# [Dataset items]
[BEGIN]
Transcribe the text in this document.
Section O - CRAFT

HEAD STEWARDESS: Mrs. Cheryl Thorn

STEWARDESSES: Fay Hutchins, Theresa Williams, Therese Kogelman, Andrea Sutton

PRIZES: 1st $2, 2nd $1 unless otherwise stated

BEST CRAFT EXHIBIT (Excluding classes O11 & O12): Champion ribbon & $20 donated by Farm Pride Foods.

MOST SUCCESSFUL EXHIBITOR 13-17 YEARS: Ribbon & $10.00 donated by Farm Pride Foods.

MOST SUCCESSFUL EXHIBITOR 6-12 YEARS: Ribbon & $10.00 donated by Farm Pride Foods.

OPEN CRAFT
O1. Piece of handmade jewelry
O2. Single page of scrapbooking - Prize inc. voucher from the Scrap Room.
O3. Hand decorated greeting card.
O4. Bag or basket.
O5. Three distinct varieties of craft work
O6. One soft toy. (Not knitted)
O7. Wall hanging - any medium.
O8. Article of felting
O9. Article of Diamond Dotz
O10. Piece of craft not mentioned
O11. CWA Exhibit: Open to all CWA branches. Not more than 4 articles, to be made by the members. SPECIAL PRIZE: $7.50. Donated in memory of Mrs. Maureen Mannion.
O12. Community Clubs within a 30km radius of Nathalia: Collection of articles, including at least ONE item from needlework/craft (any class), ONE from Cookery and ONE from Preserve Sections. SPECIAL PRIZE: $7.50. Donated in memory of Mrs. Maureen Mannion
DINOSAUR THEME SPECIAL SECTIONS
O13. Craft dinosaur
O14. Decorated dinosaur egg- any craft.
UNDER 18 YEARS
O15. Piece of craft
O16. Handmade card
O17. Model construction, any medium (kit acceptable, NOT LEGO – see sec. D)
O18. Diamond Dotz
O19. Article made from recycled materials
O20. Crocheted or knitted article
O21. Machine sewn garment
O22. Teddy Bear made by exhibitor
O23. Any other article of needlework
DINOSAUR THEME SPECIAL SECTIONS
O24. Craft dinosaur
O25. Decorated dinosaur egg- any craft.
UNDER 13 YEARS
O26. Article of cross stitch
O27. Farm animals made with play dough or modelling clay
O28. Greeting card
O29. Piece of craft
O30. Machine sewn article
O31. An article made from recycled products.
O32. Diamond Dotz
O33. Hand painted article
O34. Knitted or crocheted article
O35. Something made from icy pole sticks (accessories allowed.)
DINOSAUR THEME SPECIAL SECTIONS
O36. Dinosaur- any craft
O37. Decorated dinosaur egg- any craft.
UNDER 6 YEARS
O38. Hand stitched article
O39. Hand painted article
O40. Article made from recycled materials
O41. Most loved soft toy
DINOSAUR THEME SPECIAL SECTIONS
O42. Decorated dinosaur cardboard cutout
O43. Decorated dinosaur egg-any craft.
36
[END]
# [To do]
Copy each line holding the word "Piece" from the listing above.

# [Right answer]
O1. Piece of handmade jewelry
O10. Piece of craft not mentioned
O15. Piece of craft
O29. Piece of craft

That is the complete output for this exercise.